= What is asked =
Every line of the data that contains the string "JSON" must be copied.

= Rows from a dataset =
## start

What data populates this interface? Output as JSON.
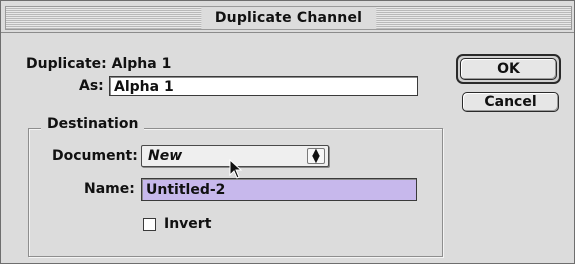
{
  "dialog": {
    "title": "Duplicate Channel"
  },
  "duplicate": {
    "label": "Duplicate:",
    "channel": "Alpha 1"
  },
  "as_field": {
    "label": "As:",
    "value": "Alpha 1"
  },
  "destination": {
    "group_title": "Destination",
    "document_label": "Document:",
    "document_value": "New",
    "name_label": "Name:",
    "name_value": "Untitled-2",
    "invert_label": "Invert",
    "invert_checked": false
  },
  "buttons": {
    "ok": "OK",
    "cancel": "Cancel"
  },
  "colors": {
    "dialog_bg": "#dcdcdc",
    "selection": "#c7b8ec"
  }
}
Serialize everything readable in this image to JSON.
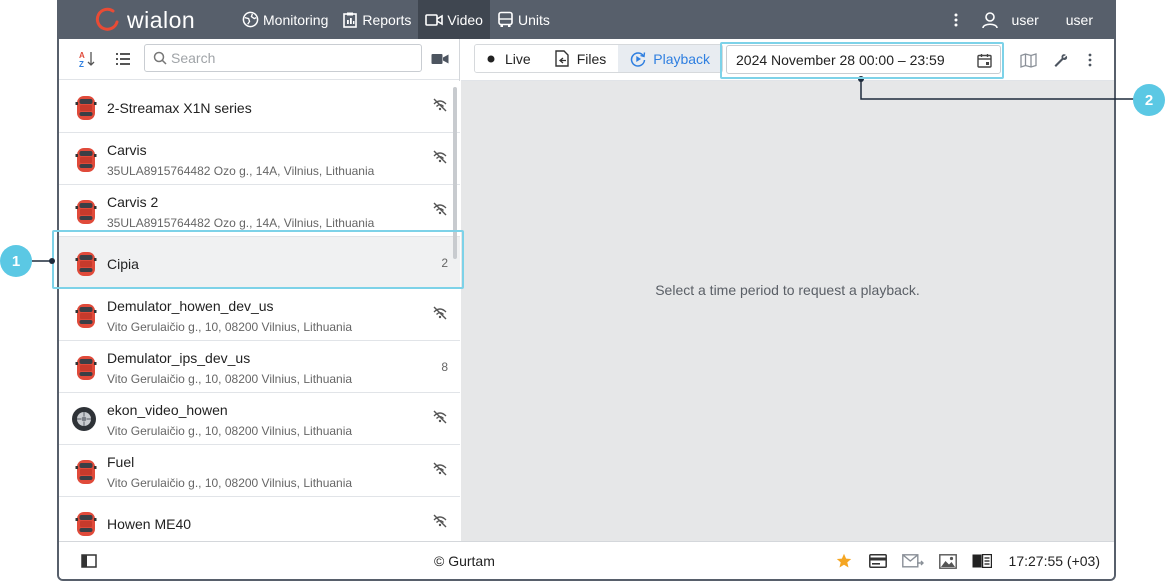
{
  "app": {
    "logo_text": "wialon"
  },
  "nav": [
    {
      "label": "Monitoring",
      "icon": "globe-icon"
    },
    {
      "label": "Reports",
      "icon": "report-icon"
    },
    {
      "label": "Video",
      "icon": "video-icon"
    },
    {
      "label": "Units",
      "icon": "bus-icon"
    }
  ],
  "user": {
    "login": "user",
    "name": "user"
  },
  "left": {
    "search_placeholder": "Search"
  },
  "units": [
    {
      "name": "2-Streamax X1N series",
      "address": "",
      "status": "offline"
    },
    {
      "name": "Carvis",
      "address": "35ULA8915764482 Ozo g., 14A, Vilnius, Lithuania",
      "status": "offline"
    },
    {
      "name": "Carvis 2",
      "address": "35ULA8915764482 Ozo g., 14A, Vilnius, Lithuania",
      "status": "offline"
    },
    {
      "name": "Cipia",
      "address": "",
      "status": "2"
    },
    {
      "name": "Demulator_howen_dev_us",
      "address": "Vito Gerulaičio g., 10, 08200 Vilnius, Lithuania",
      "status": "offline"
    },
    {
      "name": "Demulator_ips_dev_us",
      "address": "Vito Gerulaičio g., 10, 08200 Vilnius, Lithuania",
      "status": "8"
    },
    {
      "name": "ekon_video_howen",
      "address": "Vito Gerulaičio g., 10, 08200 Vilnius, Lithuania",
      "status": "offline"
    },
    {
      "name": "Fuel",
      "address": "Vito Gerulaičio g., 10, 08200 Vilnius, Lithuania",
      "status": "offline"
    },
    {
      "name": "Howen ME40",
      "address": "",
      "status": "offline"
    }
  ],
  "right": {
    "tabs": [
      {
        "label": "Live"
      },
      {
        "label": "Files"
      },
      {
        "label": "Playback"
      }
    ],
    "date_range": "2024 November 28 00:00 – 23:59",
    "placeholder": "Select a time period to request a playback."
  },
  "bottom": {
    "copyright": "© Gurtam",
    "time": "17:27:55 (+03)"
  },
  "callouts": {
    "one": "1",
    "two": "2"
  },
  "colors": {
    "topbar": "#575f6b",
    "accent": "#2f7fe0",
    "callout": "#5bc8e4",
    "car_red": "#e04a3a",
    "star": "#f5a623"
  }
}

## end

= Exercise response =
What data populates this interface? Output as JSON.
Serialize everything readable in this image to JSON.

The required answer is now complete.